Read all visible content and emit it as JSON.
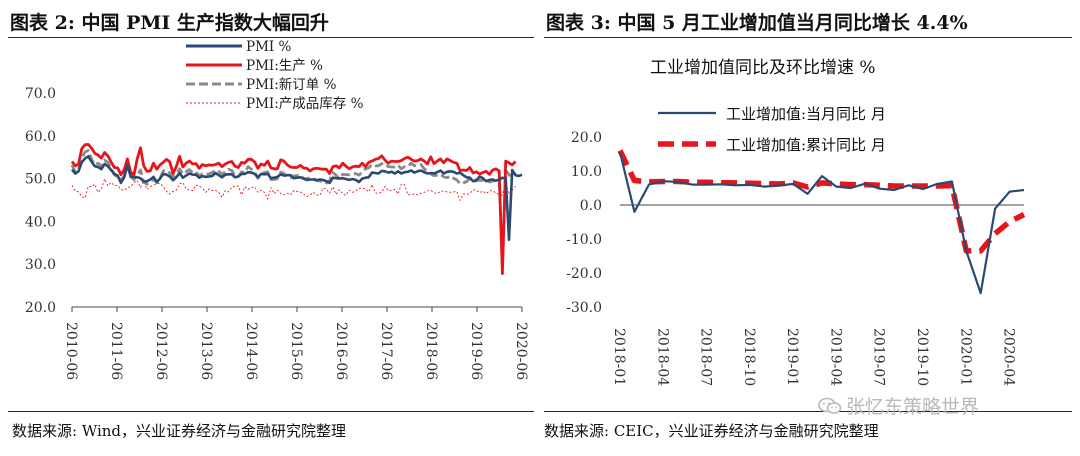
{
  "left": {
    "title": "图表 2:  中国 PMI 生产指数大幅回升",
    "source": "数据来源:  Wind，兴业证券经济与金融研究院整理",
    "chart_data": {
      "type": "line",
      "x_ticks": [
        "2010-06",
        "2011-06",
        "2012-06",
        "2013-06",
        "2014-06",
        "2015-06",
        "2016-06",
        "2017-06",
        "2018-06",
        "2019-06",
        "2020-06"
      ],
      "ylim": [
        20,
        70
      ],
      "y_ticks": [
        "20.0",
        "30.0",
        "40.0",
        "50.0",
        "60.0",
        "70.0"
      ],
      "series": [
        {
          "name": "PMI %",
          "color": "#2b4a73",
          "style": "solid",
          "values": [
            52.1,
            51.2,
            51.7,
            53.8,
            54.7,
            55.2,
            53.9,
            52.9,
            52.7,
            52.2,
            53.4,
            52.9,
            52.0,
            51.1,
            50.7,
            49.0,
            50.3,
            53.1,
            50.5,
            50.4,
            50.3,
            50.1,
            49.3,
            49.4,
            49.8,
            50.4,
            49.2,
            50.0,
            51.1,
            50.9,
            50.5,
            49.6,
            50.3,
            51.3,
            50.2,
            50.7,
            51.2,
            50.9,
            50.9,
            50.2,
            50.6,
            50.4,
            50.5,
            50.6,
            51.3,
            50.8,
            50.3,
            50.9,
            51.0,
            51.0,
            50.3,
            50.5,
            51.1,
            51.1,
            51.5,
            51.4,
            51.1,
            50.3,
            51.1,
            51.0,
            51.1,
            50.1,
            50.2,
            50.4,
            51.0,
            50.7,
            50.8,
            50.8,
            50.1,
            50.2,
            50.3,
            50.0,
            49.7,
            49.8,
            49.8,
            49.6,
            49.8,
            49.7,
            49.4,
            49.0,
            50.2,
            50.1,
            50.0,
            50.1,
            49.9,
            49.7,
            49.9,
            49.7,
            49.2,
            50.0,
            50.2,
            50.3,
            51.4,
            51.3,
            51.2,
            51.8,
            51.7,
            51.4,
            51.6,
            51.2,
            51.7,
            51.2,
            51.5,
            51.6,
            51.9,
            51.4,
            51.7,
            51.9,
            51.5,
            51.2,
            51.3,
            51.2,
            51.5,
            51.9,
            51.2,
            51.6,
            51.7,
            51.6,
            51.2,
            51.4,
            50.8,
            50.3,
            50.2,
            49.4,
            49.5,
            50.5,
            50.1,
            49.4,
            49.7,
            49.8,
            49.5,
            49.8,
            50.2,
            50.0,
            35.7,
            52.0,
            50.8,
            50.6,
            50.9
          ]
        },
        {
          "name": "PMI:生产 %",
          "color": "#e8141c",
          "style": "solid",
          "values": [
            54.0,
            53.0,
            53.4,
            57.0,
            57.9,
            58.0,
            57.1,
            55.9,
            55.5,
            54.8,
            56.1,
            55.3,
            53.9,
            52.6,
            52.5,
            50.9,
            52.1,
            54.6,
            51.5,
            50.9,
            54.6,
            57.2,
            53.0,
            51.7,
            51.8,
            53.6,
            52.2,
            53.2,
            53.8,
            54.5,
            53.9,
            51.2,
            52.8,
            55.2,
            52.7,
            53.6,
            54.1,
            53.4,
            53.5,
            52.4,
            53.3,
            53.0,
            53.2,
            53.1,
            53.3,
            53.6,
            52.8,
            53.4,
            53.8,
            54.0,
            52.9,
            52.6,
            53.8,
            53.6,
            54.5,
            54.5,
            53.9,
            52.4,
            53.4,
            53.1,
            54.1,
            52.5,
            52.3,
            52.3,
            54.4,
            54.1,
            53.2,
            52.7,
            52.6,
            52.6,
            53.1,
            52.5,
            52.4,
            51.8,
            52.3,
            52.4,
            52.3,
            52.2,
            52.2,
            51.2,
            52.8,
            53.0,
            52.5,
            53.6,
            52.9,
            52.3,
            52.7,
            52.9,
            52.8,
            53.6,
            52.8,
            53.8,
            54.1,
            54.5,
            54.7,
            55.3,
            54.3,
            53.6,
            54.1,
            54.0,
            54.0,
            54.2,
            54.7,
            55.0,
            54.5,
            54.1,
            54.2,
            54.6,
            54.1,
            53.4,
            55.1,
            53.5,
            54.1,
            54.6,
            53.7,
            54.6,
            54.2,
            53.8,
            53.6,
            51.9,
            52.0,
            51.9,
            52.6,
            51.3,
            51.6,
            51.1,
            51.4,
            51.7,
            51.0,
            52.0,
            52.3,
            51.8,
            27.8,
            54.1,
            53.7,
            53.2,
            54.0
          ]
        },
        {
          "name": "PMI:新订单 %",
          "color": "#8a8a8a",
          "style": "dashed",
          "values": [
            53.2,
            51.5,
            52.2,
            54.8,
            56.2,
            56.6,
            54.5,
            53.2,
            53.6,
            52.9,
            54.3,
            53.8,
            52.3,
            50.9,
            50.4,
            49.8,
            50.5,
            54.5,
            50.4,
            49.8,
            50.8,
            52.0,
            49.2,
            48.7,
            49.3,
            49.8,
            49.1,
            50.1,
            51.8,
            52.0,
            51.3,
            50.5,
            51.1,
            52.3,
            51.1,
            51.6,
            52.1,
            51.4,
            51.6,
            50.6,
            51.1,
            50.9,
            51.1,
            51.4,
            52.0,
            51.7,
            51.0,
            51.6,
            52.2,
            51.9,
            50.6,
            50.5,
            51.6,
            51.4,
            52.8,
            52.2,
            51.5,
            50.1,
            51.2,
            51.4,
            51.6,
            49.8,
            49.8,
            50.0,
            51.5,
            51.2,
            50.4,
            50.2,
            50.6,
            50.7,
            50.9,
            50.0,
            50.0,
            50.2,
            50.1,
            49.6,
            49.4,
            49.4,
            49.0,
            49.5,
            51.4,
            50.8,
            50.0,
            51.0,
            50.9,
            50.9,
            51.0,
            51.2,
            50.8,
            51.6,
            52.3,
            52.5,
            53.3,
            53.0,
            53.0,
            53.5,
            53.5,
            52.8,
            52.7,
            52.7,
            53.1,
            52.3,
            52.8,
            52.8,
            53.6,
            53.0,
            53.1,
            53.3,
            52.3,
            51.7,
            51.1,
            50.7,
            50.8,
            51.0,
            50.4,
            50.2,
            50.6,
            50.1,
            49.7,
            48.8,
            49.0,
            49.3,
            50.0,
            49.8,
            49.7,
            49.6,
            49.6,
            49.8,
            49.2,
            49.4,
            49.6,
            49.3,
            29.3,
            52.0,
            50.9,
            50.4,
            51.4
          ]
        },
        {
          "name": "PMI:产成品库存 %",
          "color": "#e8141c",
          "style": "dotted",
          "values": [
            48.4,
            47.1,
            46.9,
            45.8,
            45.5,
            48.2,
            48.1,
            48.7,
            46.8,
            47.5,
            49.9,
            48.3,
            49.1,
            48.4,
            48.4,
            47.4,
            47.3,
            47.9,
            48.1,
            49.1,
            49.6,
            47.9,
            49.4,
            47.5,
            48.1,
            48.5,
            48.8,
            48.9,
            48.1,
            47.0,
            46.4,
            47.0,
            47.3,
            48.8,
            49.1,
            47.6,
            47.3,
            47.2,
            48.5,
            48.2,
            47.8,
            46.8,
            47.6,
            47.2,
            47.3,
            46.8,
            45.6,
            47.2,
            46.9,
            48.0,
            48.2,
            48.3,
            46.2,
            48.1,
            47.5,
            47.9,
            48.1,
            46.8,
            47.3,
            46.8,
            45.2,
            47.9,
            46.5,
            47.3,
            46.5,
            46.2,
            46.6,
            46.2,
            47.2,
            47.0,
            46.9,
            46.4,
            45.8,
            46.2,
            46.8,
            46.2,
            46.1,
            47.8,
            47.6,
            46.6,
            48.1,
            46.3,
            47.4,
            46.4,
            46.1,
            47.3,
            46.8,
            47.1,
            47.7,
            47.8,
            47.6,
            46.9,
            48.6,
            46.7,
            46.5,
            46.9,
            48.2,
            47.2,
            47.2,
            47.5,
            46.4,
            48.7,
            48.6,
            46.2,
            46.3,
            46.4,
            46.2,
            46.6,
            46.8,
            47.1,
            47.3,
            46.7,
            46.5,
            47.0,
            47.1,
            46.9,
            46.8,
            46.9,
            47.0,
            44.9,
            46.4,
            46.3,
            46.5,
            47.4,
            47.3,
            46.7,
            47.1,
            46.5,
            47.1,
            47.2,
            46.6,
            46.4,
            46.1,
            49.1,
            46.3,
            47.3,
            48.2
          ]
        }
      ]
    }
  },
  "right": {
    "title": "图表 3:  中国 5 月工业增加值当月同比增长 4.4%",
    "subtitle": "工业增加值同比及环比增速  %",
    "source": "数据来源:  CEIC，兴业证券经济与金融研究院整理",
    "chart_data": {
      "type": "line",
      "x_ticks": [
        "2018-01",
        "2018-04",
        "2018-07",
        "2018-10",
        "2019-01",
        "2019-04",
        "2019-07",
        "2019-10",
        "2020-01",
        "2020-04"
      ],
      "ylim": [
        -30,
        20
      ],
      "y_ticks": [
        "20.0",
        "10.0",
        "0.0",
        "-10.0",
        "-20.0",
        "-30.0"
      ],
      "series": [
        {
          "name": "工业增加值:当月同比  月",
          "color": "#2b4a73",
          "style": "solid",
          "values": [
            15.5,
            -2.0,
            6.0,
            7.0,
            6.8,
            6.0,
            6.0,
            6.1,
            5.8,
            5.9,
            5.4,
            5.7,
            6.2,
            3.3,
            8.5,
            5.4,
            5.0,
            6.3,
            4.8,
            4.4,
            5.8,
            4.7,
            6.2,
            6.9,
            -13.5,
            -25.9,
            -1.1,
            3.9,
            4.4
          ]
        },
        {
          "name": "工业增加值:累计同比  月",
          "color": "#e8141c",
          "style": "dashed",
          "values": [
            16.0,
            7.2,
            6.8,
            6.9,
            6.9,
            6.7,
            6.7,
            6.6,
            6.5,
            6.4,
            6.3,
            6.2,
            6.5,
            5.3,
            6.5,
            6.2,
            6.0,
            6.0,
            5.8,
            5.6,
            5.6,
            5.6,
            5.6,
            5.7,
            -13.5,
            -13.5,
            -8.4,
            -4.9,
            -2.8
          ]
        }
      ]
    }
  },
  "watermark": "张忆东策略世界"
}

....

(GIVEN INSTRUCTION) Scan the material above for the string "source" and return the lines that hold it.

(THE SOLUTION)
    "source": "数据来源:  Wind，兴业证券经济与金融研究院整理",
    "source": "数据来源:  CEIC，兴业证券经济与金融研究院整理",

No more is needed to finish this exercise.